### [Goal of the exercise]
The records below must be duplicated exactly, character for character.

----- Record extracts

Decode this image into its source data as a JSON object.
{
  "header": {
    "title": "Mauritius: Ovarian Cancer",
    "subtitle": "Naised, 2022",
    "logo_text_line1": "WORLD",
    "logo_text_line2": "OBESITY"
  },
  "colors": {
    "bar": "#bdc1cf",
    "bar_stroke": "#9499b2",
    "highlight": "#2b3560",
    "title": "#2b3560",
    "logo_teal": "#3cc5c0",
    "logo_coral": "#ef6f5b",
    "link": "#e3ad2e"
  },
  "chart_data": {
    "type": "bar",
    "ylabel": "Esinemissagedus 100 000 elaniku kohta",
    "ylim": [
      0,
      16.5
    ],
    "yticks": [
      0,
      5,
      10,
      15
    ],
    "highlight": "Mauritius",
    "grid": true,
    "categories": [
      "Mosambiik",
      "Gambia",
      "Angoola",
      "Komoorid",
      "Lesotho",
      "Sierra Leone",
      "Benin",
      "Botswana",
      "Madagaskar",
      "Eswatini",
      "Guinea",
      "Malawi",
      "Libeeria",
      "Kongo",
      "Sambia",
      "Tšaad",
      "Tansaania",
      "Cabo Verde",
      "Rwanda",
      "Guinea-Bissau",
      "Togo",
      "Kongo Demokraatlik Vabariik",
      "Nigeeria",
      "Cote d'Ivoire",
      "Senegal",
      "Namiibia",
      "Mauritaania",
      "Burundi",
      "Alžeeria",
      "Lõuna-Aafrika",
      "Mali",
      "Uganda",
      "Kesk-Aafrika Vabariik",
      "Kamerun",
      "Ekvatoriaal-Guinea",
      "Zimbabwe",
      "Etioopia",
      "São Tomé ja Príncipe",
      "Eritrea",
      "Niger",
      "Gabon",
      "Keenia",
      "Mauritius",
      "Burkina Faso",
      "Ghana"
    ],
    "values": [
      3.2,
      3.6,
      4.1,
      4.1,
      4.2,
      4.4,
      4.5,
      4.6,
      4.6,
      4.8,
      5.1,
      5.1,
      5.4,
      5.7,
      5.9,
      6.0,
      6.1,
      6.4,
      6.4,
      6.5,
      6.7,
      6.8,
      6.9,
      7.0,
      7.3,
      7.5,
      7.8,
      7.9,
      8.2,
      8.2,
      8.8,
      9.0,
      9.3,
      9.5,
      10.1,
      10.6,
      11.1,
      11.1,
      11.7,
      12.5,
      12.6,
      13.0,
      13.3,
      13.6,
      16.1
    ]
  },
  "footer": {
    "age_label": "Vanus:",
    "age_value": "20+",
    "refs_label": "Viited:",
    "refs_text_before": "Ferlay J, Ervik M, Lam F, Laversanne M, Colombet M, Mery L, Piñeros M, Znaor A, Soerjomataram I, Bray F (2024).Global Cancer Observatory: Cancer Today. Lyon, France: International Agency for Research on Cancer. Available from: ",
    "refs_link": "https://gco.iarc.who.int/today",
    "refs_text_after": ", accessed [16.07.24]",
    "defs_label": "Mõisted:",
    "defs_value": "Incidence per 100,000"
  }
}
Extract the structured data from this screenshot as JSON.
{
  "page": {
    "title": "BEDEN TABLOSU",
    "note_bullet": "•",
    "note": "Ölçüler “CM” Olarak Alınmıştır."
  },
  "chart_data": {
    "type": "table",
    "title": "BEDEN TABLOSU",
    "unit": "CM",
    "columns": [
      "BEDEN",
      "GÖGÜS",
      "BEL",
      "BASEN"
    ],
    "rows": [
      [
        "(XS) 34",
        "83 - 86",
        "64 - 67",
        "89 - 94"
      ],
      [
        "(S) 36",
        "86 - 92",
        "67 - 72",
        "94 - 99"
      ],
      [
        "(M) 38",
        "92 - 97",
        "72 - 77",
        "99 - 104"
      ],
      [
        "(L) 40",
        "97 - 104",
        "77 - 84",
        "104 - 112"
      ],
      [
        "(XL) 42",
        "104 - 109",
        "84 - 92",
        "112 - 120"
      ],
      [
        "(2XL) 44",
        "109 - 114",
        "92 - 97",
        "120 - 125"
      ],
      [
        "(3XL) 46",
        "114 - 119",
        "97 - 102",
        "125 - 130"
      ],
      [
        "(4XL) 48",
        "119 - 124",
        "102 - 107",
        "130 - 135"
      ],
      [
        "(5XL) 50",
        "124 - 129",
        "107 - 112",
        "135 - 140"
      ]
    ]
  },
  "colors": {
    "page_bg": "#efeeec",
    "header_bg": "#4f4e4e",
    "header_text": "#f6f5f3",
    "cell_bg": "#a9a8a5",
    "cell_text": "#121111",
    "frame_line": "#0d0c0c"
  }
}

----------

### [Final result]
Decode this image into its source data as a JSON object.
{
  "header": {
    "title": "Mauritius: Ovarian Cancer",
    "subtitle": "Naised, 2022",
    "logo_text_line1": "WORLD",
    "logo_text_line2": "OBESITY"
  },
  "colors": {
    "bar": "#bdc1cf",
    "bar_stroke": "#9499b2",
    "highlight": "#2b3560",
    "title": "#2b3560",
    "logo_teal": "#3cc5c0",
    "logo_coral": "#ef6f5b",
    "link": "#e3ad2e"
  },
  "chart_data": {
    "type": "bar",
    "ylabel": "Esinemissagedus 100 000 elaniku kohta",
    "ylim": [
      0,
      16.5
    ],
    "yticks": [
      0,
      5,
      10,
      15
    ],
    "highlight": "Mauritius",
    "grid": true,
    "categories": [
      "Mosambiik",
      "Gambia",
      "Angoola",
      "Komoorid",
      "Lesotho",
      "Sierra Leone",
      "Benin",
      "Botswana",
      "Madagaskar",
      "Eswatini",
      "Guinea",
      "Malawi",
      "Libeeria",
      "Kongo",
      "Sambia",
      "Tšaad",
      "Tansaania",
      "Cabo Verde",
      "Rwanda",
      "Guinea-Bissau",
      "Togo",
      "Kongo Demokraatlik Vabariik",
      "Nigeeria",
      "Cote d'Ivoire",
      "Senegal",
      "Namiibia",
      "Mauritaania",
      "Burundi",
      "Alžeeria",
      "Lõuna-Aafrika",
      "Mali",
      "Uganda",
      "Kesk-Aafrika Vabariik",
      "Kamerun",
      "Ekvatoriaal-Guinea",
      "Zimbabwe",
      "Etioopia",
      "São Tomé ja Príncipe",
      "Eritrea",
      "Niger",
      "Gabon",
      "Keenia",
      "Mauritius",
      "Burkina Faso",
      "Ghana"
    ],
    "values": [
      3.2,
      3.6,
      4.1,
      4.1,
      4.2,
      4.4,
      4.5,
      4.6,
      4.6,
      4.8,
      5.1,
      5.1,
      5.4,
      5.7,
      5.9,
      6.0,
      6.1,
      6.4,
      6.4,
      6.5,
      6.7,
      6.8,
      6.9,
      7.0,
      7.3,
      7.5,
      7.8,
      7.9,
      8.2,
      8.2,
      8.8,
      9.0,
      9.3,
      9.5,
      10.1,
      10.6,
      11.1,
      11.1,
      11.7,
      12.5,
      12.6,
      13.0,
      13.3,
      13.6,
      16.1
    ]
  },
  "footer": {
    "age_label": "Vanus:",
    "age_value": "20+",
    "refs_label": "Viited:",
    "refs_text_before": "Ferlay J, Ervik M, Lam F, Laversanne M, Colombet M, Mery L, Piñeros M, Znaor A, Soerjomataram I, Bray F (2024).Global Cancer Observatory: Cancer Today. Lyon, France: International Agency for Research on Cancer. Available from: ",
    "refs_link": "https://gco.iarc.who.int/today",
    "refs_text_after": ", accessed [16.07.24]",
    "defs_label": "Mõisted:",
    "defs_value": "Incidence per 100,000"
  }
}
Extract the structured data from this screenshot as JSON.
{
  "page": {
    "title": "BEDEN TABLOSU",
    "note_bullet": "•",
    "note": "Ölçüler “CM” Olarak Alınmıştır."
  },
  "chart_data": {
    "type": "table",
    "title": "BEDEN TABLOSU",
    "unit": "CM",
    "columns": [
      "BEDEN",
      "GÖGÜS",
      "BEL",
      "BASEN"
    ],
    "rows": [
      [
        "(XS) 34",
        "83 - 86",
        "64 - 67",
        "89 - 94"
      ],
      [
        "(S) 36",
        "86 - 92",
        "67 - 72",
        "94 - 99"
      ],
      [
        "(M) 38",
        "92 - 97",
        "72 - 77",
        "99 - 104"
      ],
      [
        "(L) 40",
        "97 - 104",
        "77 - 84",
        "104 - 112"
      ],
      [
        "(XL) 42",
        "104 - 109",
        "84 - 92",
        "112 - 120"
      ],
      [
        "(2XL) 44",
        "109 - 114",
        "92 - 97",
        "120 - 125"
      ],
      [
        "(3XL) 46",
        "114 - 119",
        "97 - 102",
        "125 - 130"
      ],
      [
        "(4XL) 48",
        "119 - 124",
        "102 - 107",
        "130 - 135"
      ],
      [
        "(5XL) 50",
        "124 - 129",
        "107 - 112",
        "135 - 140"
      ]
    ]
  },
  "colors": {
    "page_bg": "#efeeec",
    "header_bg": "#4f4e4e",
    "header_text": "#f6f5f3",
    "cell_bg": "#a9a8a5",
    "cell_text": "#121111",
    "frame_line": "#0d0c0c"
  }
}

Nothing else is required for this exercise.